### THE PROBLEM
Below are some records; give them all again exactly, but not the pictures.

### Dataset records
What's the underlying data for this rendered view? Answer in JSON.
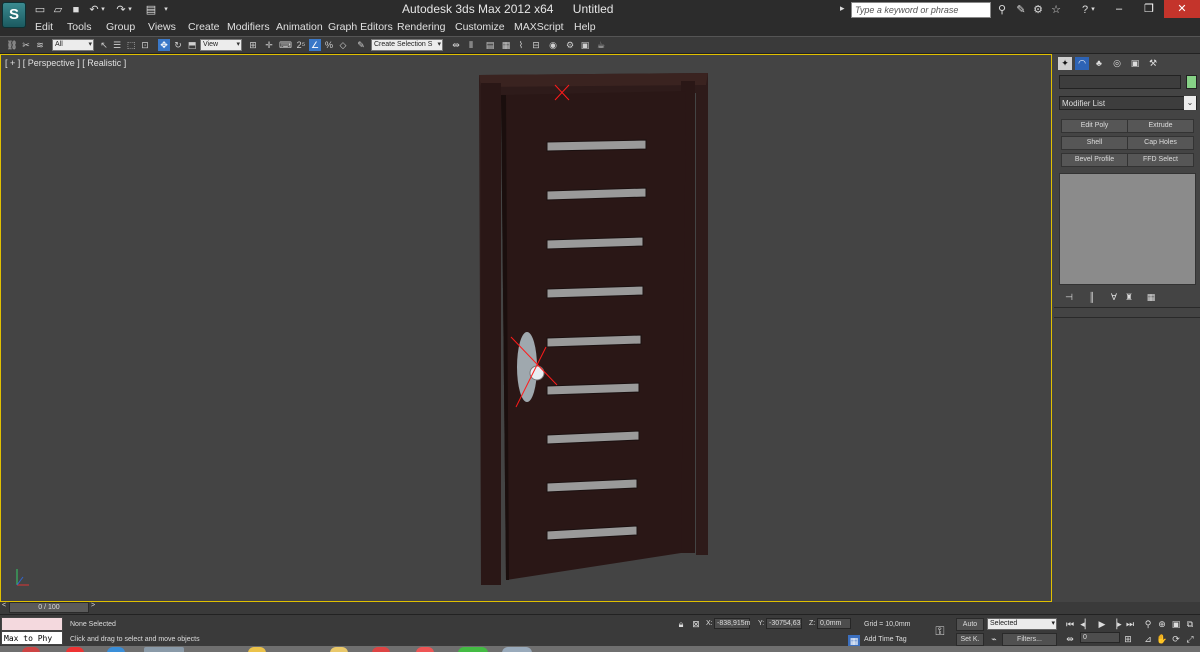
{
  "app": {
    "logo_letter": "S",
    "title": "Autodesk 3ds Max  2012 x64",
    "document": "Untitled",
    "search_placeholder": "Type a keyword or phrase"
  },
  "menu": [
    "Edit",
    "Tools",
    "Group",
    "Views",
    "Create",
    "Modifiers",
    "Animation",
    "Graph Editors",
    "Rendering",
    "Customize",
    "MAXScript",
    "Help"
  ],
  "toolbar": {
    "selection_filter": "All",
    "reference_coord": "View",
    "named_selection": "Create Selection S"
  },
  "viewport": {
    "label": "[ + ] [ Perspective ] [ Realistic ]",
    "door_color": "#2a1716",
    "frame_color": "#2e1b1a",
    "slot_color": "#9a9a9a"
  },
  "command_panel": {
    "modifier_list": "Modifier List",
    "buttons": [
      "Edit Poly",
      "Extrude",
      "Shell",
      "Cap Holes",
      "Bevel Profile",
      "FFD Select"
    ],
    "object_color": "#86d186"
  },
  "timeline": {
    "frame": "0 / 100"
  },
  "status": {
    "maxscript_input": "Max to Phy",
    "selection": "None Selected",
    "prompt": "Click and drag to select and move objects",
    "x_label": "X:",
    "x_value": "-838,915m",
    "y_label": "Y:",
    "y_value": "-30754,63",
    "z_label": "Z:",
    "z_value": "0,0mm",
    "grid": "Grid = 10,0mm",
    "add_time_tag": "Add Time Tag",
    "auto_key": "Auto",
    "set_key": "Set K.",
    "key_mode": "Selected",
    "filters": "Filters...",
    "current_frame": "0"
  }
}
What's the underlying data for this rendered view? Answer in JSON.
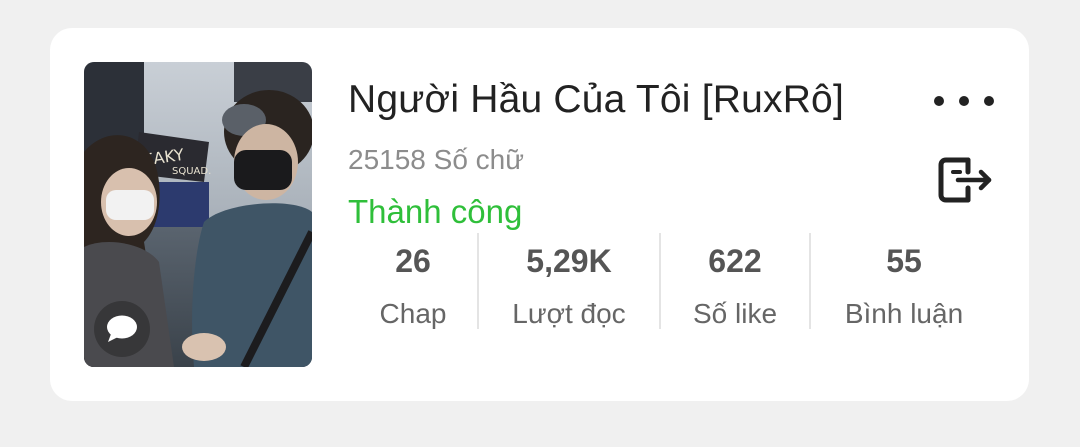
{
  "story": {
    "title": "Người Hầu Của Tôi [RuxRô]",
    "word_count": "25158 Số chữ",
    "status": "Thành công",
    "status_color": "#2fbf3a"
  },
  "stats": [
    {
      "value": "26",
      "label": "Chap"
    },
    {
      "value": "5,29K",
      "label": "Lượt đọc"
    },
    {
      "value": "622",
      "label": "Số like"
    },
    {
      "value": "55",
      "label": "Bình luận"
    }
  ],
  "icons": {
    "more": "more-horizontal-icon",
    "exit": "exit-icon",
    "comment": "comment-bubble-icon"
  }
}
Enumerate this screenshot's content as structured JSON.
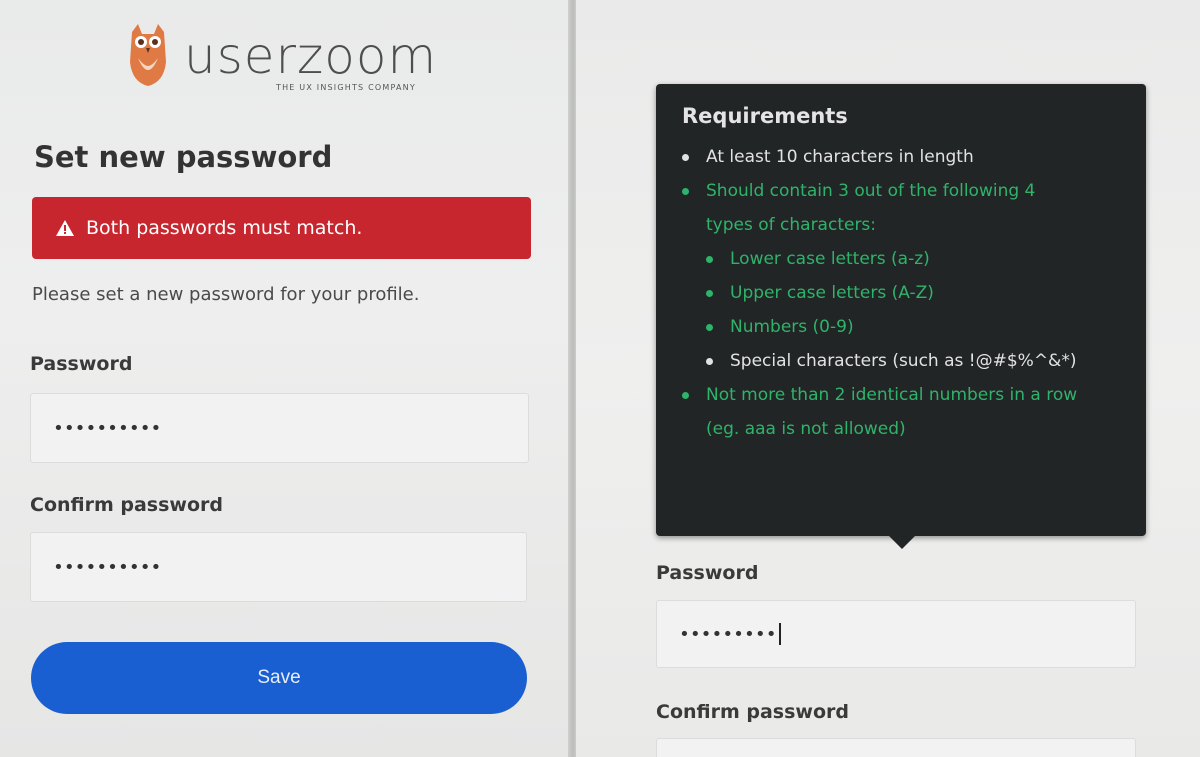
{
  "brand": {
    "name": "userzoom",
    "tagline": "THE UX INSIGHTS COMPANY",
    "owl_color": "#e07a45"
  },
  "left": {
    "title": "Set new password",
    "alert": "Both passwords must match.",
    "intro": "Please set a new password for your profile.",
    "password_label": "Password",
    "password_value": "••••••••••",
    "confirm_label": "Confirm password",
    "confirm_value": "••••••••••",
    "save_label": "Save"
  },
  "right": {
    "requirements": {
      "title": "Requirements",
      "items": [
        {
          "text": "At least 10 characters in length",
          "state": "pending"
        },
        {
          "text": "Should contain 3 out of the following 4 types of characters:",
          "state": "ok"
        },
        {
          "text": "Lower case letters (a-z)",
          "state": "ok"
        },
        {
          "text": "Upper case letters (A-Z)",
          "state": "ok"
        },
        {
          "text": "Numbers (0-9)",
          "state": "ok"
        },
        {
          "text": "Special characters (such as !@#$%^&*)",
          "state": "pending"
        },
        {
          "text": "Not more than 2 identical numbers in a row (eg. aaa is not allowed)",
          "state": "ok"
        }
      ]
    },
    "password_label": "Password",
    "password_value": "•••••••••",
    "confirm_label": "Confirm password"
  },
  "colors": {
    "alert": "#c8262e",
    "primary": "#1a5fd1",
    "ok": "#2fb36a",
    "tooltip_bg": "#222526"
  }
}
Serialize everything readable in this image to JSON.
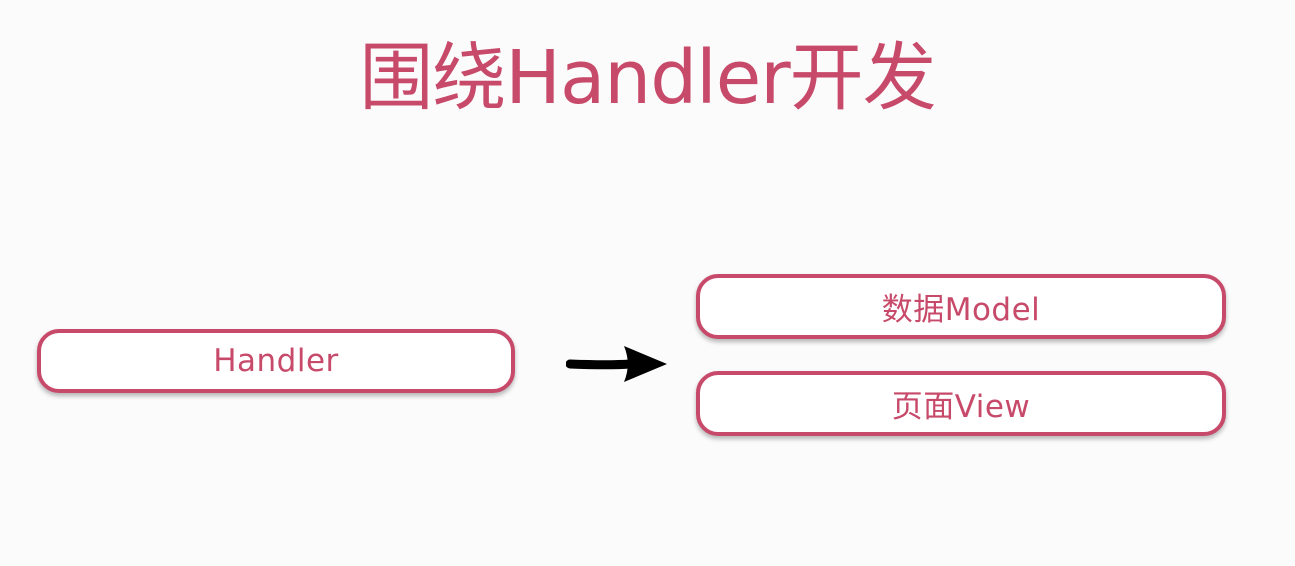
{
  "slide": {
    "title": "围绕Handler开发"
  },
  "diagram": {
    "source_box": {
      "label": "Handler"
    },
    "target_boxes": [
      {
        "label": "数据Model"
      },
      {
        "label": "页面View"
      }
    ]
  },
  "colors": {
    "accent": "#c84a6a",
    "arrow": "#000000",
    "background": "#fbfbfb"
  },
  "icons": {
    "connector": "right-arrow-icon"
  }
}
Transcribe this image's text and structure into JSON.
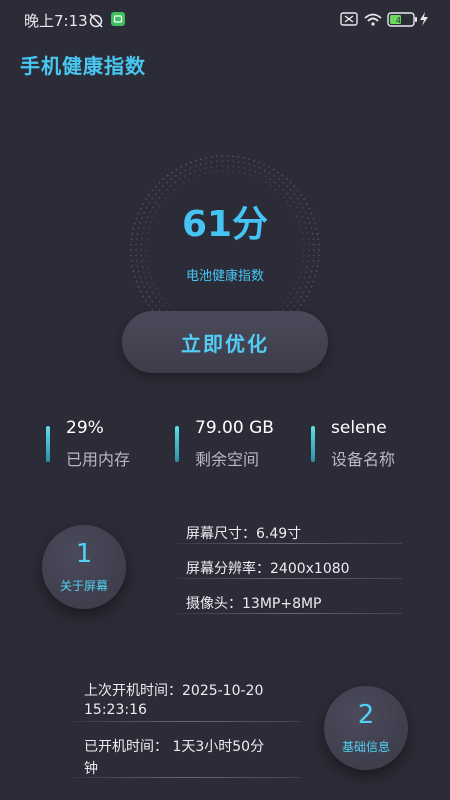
{
  "status_bar": {
    "time": "晚上7:13",
    "battery_level": "41"
  },
  "app": {
    "title": "手机健康指数"
  },
  "gauge": {
    "score": "61分",
    "label": "电池健康指数"
  },
  "optimize_button": {
    "label": "立即优化"
  },
  "stats": [
    {
      "value": "29%",
      "label": "已用内存"
    },
    {
      "value": "79.00 GB",
      "label": "剩余空间"
    },
    {
      "value": "selene",
      "label": "设备名称"
    }
  ],
  "screen_section": {
    "badge_number": "1",
    "badge_label": "关于屏幕",
    "lines": [
      "屏幕尺寸：6.49寸",
      "屏幕分辨率：2400x1080",
      "摄像头：13MP+8MP"
    ]
  },
  "basic_section": {
    "badge_number": "2",
    "badge_label": "基础信息",
    "lines": [
      "上次开机时间：2025-10-20",
      "15:23:16",
      "已开机时间：  1天3小时50分",
      "钟"
    ]
  },
  "colors": {
    "background": "#2c2c38",
    "accent": "#46c4f4",
    "card": "#44444f"
  }
}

### COMPLETE OUTPUT
What's the underlying data for this rendered view? Answer in JSON.
{
  "app": {
    "logo_letter": "S",
    "title": "Autodesk 3ds Max  2012 x64",
    "document": "Untitled",
    "search_placeholder": "Type a keyword or phrase"
  },
  "menu": [
    "Edit",
    "Tools",
    "Group",
    "Views",
    "Create",
    "Modifiers",
    "Animation",
    "Graph Editors",
    "Rendering",
    "Customize",
    "MAXScript",
    "Help"
  ],
  "toolbar": {
    "selection_filter": "All",
    "reference_coord": "View",
    "named_selection": "Create Selection S"
  },
  "viewport": {
    "label": "[ + ] [ Perspective ] [ Realistic ]",
    "door_color": "#2a1716",
    "frame_color": "#2e1b1a",
    "slot_color": "#9a9a9a"
  },
  "command_panel": {
    "modifier_list": "Modifier List",
    "buttons": [
      "Edit Poly",
      "Extrude",
      "Shell",
      "Cap Holes",
      "Bevel Profile",
      "FFD Select"
    ],
    "object_color": "#86d186"
  },
  "timeline": {
    "frame": "0 / 100"
  },
  "status": {
    "maxscript_input": "Max to Phy",
    "selection": "None Selected",
    "prompt": "Click and drag to select and move objects",
    "x_label": "X:",
    "x_value": "-838,915m",
    "y_label": "Y:",
    "y_value": "-30754,63",
    "z_label": "Z:",
    "z_value": "0,0mm",
    "grid": "Grid = 10,0mm",
    "add_time_tag": "Add Time Tag",
    "auto_key": "Auto",
    "set_key": "Set K.",
    "key_mode": "Selected",
    "filters": "Filters...",
    "current_frame": "0"
  }
}
What's the underlying data for this rendered view? Answer in JSON.
{
  "story": {
    "title": "Người Hầu Của Tôi [RuxRô]",
    "word_count": "25158 Số chữ",
    "status": "Thành công",
    "status_color": "#2fbf3a"
  },
  "stats": [
    {
      "value": "26",
      "label": "Chap"
    },
    {
      "value": "5,29K",
      "label": "Lượt đọc"
    },
    {
      "value": "622",
      "label": "Số like"
    },
    {
      "value": "55",
      "label": "Bình luận"
    }
  ],
  "icons": {
    "more": "more-horizontal-icon",
    "exit": "exit-icon",
    "comment": "comment-bubble-icon"
  }
}
Enumerate this screenshot's content as structured JSON.
{
  "brand": {
    "name": "userzoom",
    "tagline": "THE UX INSIGHTS COMPANY",
    "owl_color": "#e07a45"
  },
  "left": {
    "title": "Set new password",
    "alert": "Both passwords must match.",
    "intro": "Please set a new password for your profile.",
    "password_label": "Password",
    "password_value": "••••••••••",
    "confirm_label": "Confirm password",
    "confirm_value": "••••••••••",
    "save_label": "Save"
  },
  "right": {
    "requirements": {
      "title": "Requirements",
      "items": [
        {
          "text": "At least 10 characters in length",
          "state": "pending"
        },
        {
          "text": "Should contain 3 out of the following 4 types of characters:",
          "state": "ok"
        },
        {
          "text": "Lower case letters (a-z)",
          "state": "ok"
        },
        {
          "text": "Upper case letters (A-Z)",
          "state": "ok"
        },
        {
          "text": "Numbers (0-9)",
          "state": "ok"
        },
        {
          "text": "Special characters (such as !@#$%^&*)",
          "state": "pending"
        },
        {
          "text": "Not more than 2 identical numbers in a row (eg. aaa is not allowed)",
          "state": "ok"
        }
      ]
    },
    "password_label": "Password",
    "password_value": "•••••••••",
    "confirm_label": "Confirm password"
  },
  "colors": {
    "alert": "#c8262e",
    "primary": "#1a5fd1",
    "ok": "#2fb36a",
    "tooltip_bg": "#222526"
  }
}
Serialize everything readable in this image to JSON.
{
  "slide": {
    "title": "围绕Handler开发"
  },
  "diagram": {
    "source_box": {
      "label": "Handler"
    },
    "target_boxes": [
      {
        "label": "数据Model"
      },
      {
        "label": "页面View"
      }
    ]
  },
  "colors": {
    "accent": "#c84a6a",
    "arrow": "#000000",
    "background": "#fbfbfb"
  },
  "icons": {
    "connector": "right-arrow-icon"
  }
}
Transcribe this image's text and structure into JSON.
{
  "status_bar": {
    "time": "晚上7:13",
    "battery_level": "41"
  },
  "app": {
    "title": "手机健康指数"
  },
  "gauge": {
    "score": "61分",
    "label": "电池健康指数"
  },
  "optimize_button": {
    "label": "立即优化"
  },
  "stats": [
    {
      "value": "29%",
      "label": "已用内存"
    },
    {
      "value": "79.00 GB",
      "label": "剩余空间"
    },
    {
      "value": "selene",
      "label": "设备名称"
    }
  ],
  "screen_section": {
    "badge_number": "1",
    "badge_label": "关于屏幕",
    "lines": [
      "屏幕尺寸：6.49寸",
      "屏幕分辨率：2400x1080",
      "摄像头：13MP+8MP"
    ]
  },
  "basic_section": {
    "badge_number": "2",
    "badge_label": "基础信息",
    "lines": [
      "上次开机时间：2025-10-20",
      "15:23:16",
      "已开机时间：  1天3小时50分",
      "钟"
    ]
  },
  "colors": {
    "background": "#2c2c38",
    "accent": "#46c4f4",
    "card": "#44444f"
  }
}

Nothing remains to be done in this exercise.